* _Page text_

Posted by on October 8, 2012 in Family, Parenting

 

Tags: , ,

15 responses to “Age Appropriate?

  1. Abby

    October 9, 2012 at 2:52 am

    Oooooh, the plot thickens…
    Cradle robber with loud mom. You don’t have a policy for that?
    Actually doesn’t surprise me that he’s going for the older woman. I doubt the ones his age are mature enough for him.

     
    • shadowrun300

      October 9, 2012 at 10:42 am

      Before this, our only policy was that she be rich. haha When I told hubby what Amp had asked, that was HIS response! 🙂
      I’m with you on the age thing, though. He tends to hang out with mostly girls, or very smart boys, probably because he is more mature. I hope to meet her soon, just so I can ease some of my anxiety. I’m guessin’ she’s a good kid.

       
  2. towardshealthylife

    October 9, 2012 at 3:37 am

    I am so happy mine is only 4 right now loll Have I said that before?

     
    • shadowrun300

      October 9, 2012 at 10:47 am

      It’s going to be even more difficult when my girl begins to date. There WILL be policies by that time.

* _Exercise tasks_
1) Summarize the comment thread in two sentences.
2) Give a continuation of the comment thread, starting after its last reply.
The listing is separate material from the comment thread.

* _Information shown_
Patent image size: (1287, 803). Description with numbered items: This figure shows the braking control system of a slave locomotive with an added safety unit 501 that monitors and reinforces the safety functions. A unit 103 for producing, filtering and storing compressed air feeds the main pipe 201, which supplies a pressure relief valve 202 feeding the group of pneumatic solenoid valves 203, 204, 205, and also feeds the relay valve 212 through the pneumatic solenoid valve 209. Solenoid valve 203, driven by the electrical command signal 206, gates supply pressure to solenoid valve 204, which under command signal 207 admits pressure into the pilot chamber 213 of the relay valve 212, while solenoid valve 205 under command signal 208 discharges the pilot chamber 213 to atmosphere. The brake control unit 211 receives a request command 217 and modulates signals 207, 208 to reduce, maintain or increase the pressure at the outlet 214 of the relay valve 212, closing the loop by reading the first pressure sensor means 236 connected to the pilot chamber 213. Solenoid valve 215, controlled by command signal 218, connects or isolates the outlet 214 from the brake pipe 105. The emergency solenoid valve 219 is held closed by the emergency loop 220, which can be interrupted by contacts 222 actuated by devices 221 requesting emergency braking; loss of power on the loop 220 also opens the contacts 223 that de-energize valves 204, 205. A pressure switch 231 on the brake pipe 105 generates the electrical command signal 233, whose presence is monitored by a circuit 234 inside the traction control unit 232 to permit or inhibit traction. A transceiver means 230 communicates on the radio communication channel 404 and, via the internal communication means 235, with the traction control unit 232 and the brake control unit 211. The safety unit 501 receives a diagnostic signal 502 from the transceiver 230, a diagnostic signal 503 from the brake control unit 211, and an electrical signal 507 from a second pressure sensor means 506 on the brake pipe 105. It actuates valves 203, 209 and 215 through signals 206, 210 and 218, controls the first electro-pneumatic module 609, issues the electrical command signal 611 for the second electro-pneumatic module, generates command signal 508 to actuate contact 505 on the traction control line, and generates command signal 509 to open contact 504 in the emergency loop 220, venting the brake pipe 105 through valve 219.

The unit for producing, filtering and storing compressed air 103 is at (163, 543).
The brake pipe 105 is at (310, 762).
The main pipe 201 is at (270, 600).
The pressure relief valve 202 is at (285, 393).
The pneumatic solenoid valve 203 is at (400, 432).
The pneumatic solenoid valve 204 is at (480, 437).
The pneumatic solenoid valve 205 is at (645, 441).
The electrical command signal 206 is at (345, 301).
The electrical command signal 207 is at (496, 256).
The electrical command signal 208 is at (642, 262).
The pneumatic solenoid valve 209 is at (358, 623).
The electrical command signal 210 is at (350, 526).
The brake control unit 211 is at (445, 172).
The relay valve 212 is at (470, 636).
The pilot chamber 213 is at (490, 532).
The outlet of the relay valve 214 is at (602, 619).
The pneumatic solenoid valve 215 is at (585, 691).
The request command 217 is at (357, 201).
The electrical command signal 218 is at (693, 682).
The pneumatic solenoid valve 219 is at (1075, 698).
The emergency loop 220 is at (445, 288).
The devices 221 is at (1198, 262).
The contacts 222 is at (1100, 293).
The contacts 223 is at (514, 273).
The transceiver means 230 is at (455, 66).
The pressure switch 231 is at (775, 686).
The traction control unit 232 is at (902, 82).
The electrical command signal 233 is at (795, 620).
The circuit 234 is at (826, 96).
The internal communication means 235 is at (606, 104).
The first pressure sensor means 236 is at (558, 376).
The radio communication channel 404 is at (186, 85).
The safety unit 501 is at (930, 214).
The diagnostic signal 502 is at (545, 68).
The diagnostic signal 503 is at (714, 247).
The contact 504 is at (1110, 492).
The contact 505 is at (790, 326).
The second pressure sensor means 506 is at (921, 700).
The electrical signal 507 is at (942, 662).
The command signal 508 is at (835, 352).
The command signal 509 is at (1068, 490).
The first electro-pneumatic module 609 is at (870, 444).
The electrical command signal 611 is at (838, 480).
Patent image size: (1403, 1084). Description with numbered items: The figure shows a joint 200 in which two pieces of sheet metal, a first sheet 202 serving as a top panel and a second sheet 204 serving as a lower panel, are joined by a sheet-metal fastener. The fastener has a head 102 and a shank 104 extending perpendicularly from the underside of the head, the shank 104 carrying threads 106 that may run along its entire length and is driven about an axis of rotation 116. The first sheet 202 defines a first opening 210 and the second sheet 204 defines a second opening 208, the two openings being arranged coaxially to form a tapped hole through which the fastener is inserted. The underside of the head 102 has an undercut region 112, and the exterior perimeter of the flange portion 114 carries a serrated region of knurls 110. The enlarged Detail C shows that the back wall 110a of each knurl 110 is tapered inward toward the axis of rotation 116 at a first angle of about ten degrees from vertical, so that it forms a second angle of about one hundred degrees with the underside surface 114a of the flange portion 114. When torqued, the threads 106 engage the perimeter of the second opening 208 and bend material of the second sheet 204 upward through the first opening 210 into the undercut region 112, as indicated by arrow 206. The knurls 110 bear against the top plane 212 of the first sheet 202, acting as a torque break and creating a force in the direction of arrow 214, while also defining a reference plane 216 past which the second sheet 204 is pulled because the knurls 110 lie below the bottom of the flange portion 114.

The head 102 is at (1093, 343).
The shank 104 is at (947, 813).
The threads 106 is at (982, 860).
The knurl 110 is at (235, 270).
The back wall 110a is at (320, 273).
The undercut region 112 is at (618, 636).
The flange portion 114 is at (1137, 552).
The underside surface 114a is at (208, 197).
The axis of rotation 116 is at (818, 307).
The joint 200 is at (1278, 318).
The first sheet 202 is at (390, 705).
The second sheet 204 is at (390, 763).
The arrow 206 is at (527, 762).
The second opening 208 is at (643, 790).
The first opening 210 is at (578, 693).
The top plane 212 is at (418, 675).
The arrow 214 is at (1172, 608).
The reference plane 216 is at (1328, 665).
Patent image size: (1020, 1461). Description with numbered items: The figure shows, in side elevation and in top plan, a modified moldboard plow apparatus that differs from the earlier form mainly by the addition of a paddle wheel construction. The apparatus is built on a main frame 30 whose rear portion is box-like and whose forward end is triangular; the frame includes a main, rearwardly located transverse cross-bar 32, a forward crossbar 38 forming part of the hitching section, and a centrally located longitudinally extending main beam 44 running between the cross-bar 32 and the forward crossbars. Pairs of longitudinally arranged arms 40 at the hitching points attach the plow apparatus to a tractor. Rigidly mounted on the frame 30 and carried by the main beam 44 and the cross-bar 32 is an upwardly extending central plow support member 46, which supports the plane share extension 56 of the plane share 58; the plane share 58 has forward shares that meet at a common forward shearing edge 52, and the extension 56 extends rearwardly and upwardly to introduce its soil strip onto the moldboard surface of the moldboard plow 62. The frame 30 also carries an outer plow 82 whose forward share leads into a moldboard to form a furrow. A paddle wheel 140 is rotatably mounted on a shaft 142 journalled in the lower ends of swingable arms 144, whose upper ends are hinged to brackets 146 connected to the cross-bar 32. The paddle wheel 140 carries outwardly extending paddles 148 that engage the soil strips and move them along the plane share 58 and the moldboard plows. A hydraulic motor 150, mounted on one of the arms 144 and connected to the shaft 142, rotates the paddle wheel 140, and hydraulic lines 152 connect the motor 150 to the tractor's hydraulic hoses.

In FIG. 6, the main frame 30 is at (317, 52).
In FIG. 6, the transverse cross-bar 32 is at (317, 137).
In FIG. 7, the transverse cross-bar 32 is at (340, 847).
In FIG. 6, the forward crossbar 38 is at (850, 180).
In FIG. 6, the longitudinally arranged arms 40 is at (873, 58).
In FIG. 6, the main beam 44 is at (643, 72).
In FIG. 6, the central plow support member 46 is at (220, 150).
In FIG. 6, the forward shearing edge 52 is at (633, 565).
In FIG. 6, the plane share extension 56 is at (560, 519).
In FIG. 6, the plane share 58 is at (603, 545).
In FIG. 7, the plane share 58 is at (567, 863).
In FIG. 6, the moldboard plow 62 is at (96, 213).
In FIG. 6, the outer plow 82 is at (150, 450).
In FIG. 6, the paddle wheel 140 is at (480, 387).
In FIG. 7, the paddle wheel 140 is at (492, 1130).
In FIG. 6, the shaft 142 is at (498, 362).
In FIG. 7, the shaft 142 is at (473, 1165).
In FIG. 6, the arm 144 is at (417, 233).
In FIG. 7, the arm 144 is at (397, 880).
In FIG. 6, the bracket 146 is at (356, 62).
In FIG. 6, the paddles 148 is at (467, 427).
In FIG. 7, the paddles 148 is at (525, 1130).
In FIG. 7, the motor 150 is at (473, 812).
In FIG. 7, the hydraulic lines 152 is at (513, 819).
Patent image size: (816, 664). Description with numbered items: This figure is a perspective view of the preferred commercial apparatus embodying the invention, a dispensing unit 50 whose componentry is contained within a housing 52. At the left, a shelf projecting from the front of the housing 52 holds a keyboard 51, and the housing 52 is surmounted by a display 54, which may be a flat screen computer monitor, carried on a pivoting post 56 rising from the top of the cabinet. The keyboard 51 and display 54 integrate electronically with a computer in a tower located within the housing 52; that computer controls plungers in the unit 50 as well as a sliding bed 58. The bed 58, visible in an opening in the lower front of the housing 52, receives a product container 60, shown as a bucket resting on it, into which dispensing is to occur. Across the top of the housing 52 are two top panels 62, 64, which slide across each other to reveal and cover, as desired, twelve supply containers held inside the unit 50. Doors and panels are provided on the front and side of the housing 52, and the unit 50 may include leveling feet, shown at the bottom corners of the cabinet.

* _Outputs_
1) Abby teases about a "cradle robber with loud mom" and says the boy probably prefers an older girl because those his age aren't mature enough, and shadowrun300 replies that the only earlier policy was that she be rich, agrees that he is more mature, and hopes to meet her soon. The commenter towardshealthylife is glad theirs is only 4, and shadowrun300 answers that it will be even more difficult when shadowrun300's girl begins to date, with policies in place by then.

2)
      Before you know it, your 4 year old will be dating. I, personally, can’t believe how fast the years have gone by!

       
      • towardshealthylife

        October 9, 2012 at 7:03 pm

        Noooooooooo! loll

         
  3. Rock Chef

    October 9, 2012 at 8:40 am

    Tell us how things work out – we are yet to experience this… (Although we do have the perfect girl lined up for our 18 year old).

     
    • shadowrun300

      October 9, 2012 at 8:56 pm

      I will let you know if they ever go out on an official date. Right now, they just hang together after school… I think.
      Does your 18 year old know about this?? 🙂

       
  4. agg79

    October 9, 2012 at 10:56 am

    Coo coo ca choo Mrs Robinson. Maybe she’s looking for some eye candy for the prom.
    I think you and Abby pegged it, Amp does seem to a pretty good head on his shoulders and good judge of character. I’m sure it will give him motivation to hang around and enjoy the old country town life. You could bake up some cupcakes as an excuse to meet her.

     
    • shadowrun300

      October 9, 2012 at 8:58 pm

      That’s what I’m counting on – a good head on his and her shoulders.
      Hmmm…. cupcakes…. it’s been a while. This may very well be my excuse to whip some up! 🙂

       
  5. meleahrebeccah

    October 9, 2012 at 4:03 pm

    HMMMM… That’s tough. I think I would be VERY uneasy if my 16 year old son was dating an 18 year old.

    Luckily for me, his girlfriend is the same age as him and I know her parents.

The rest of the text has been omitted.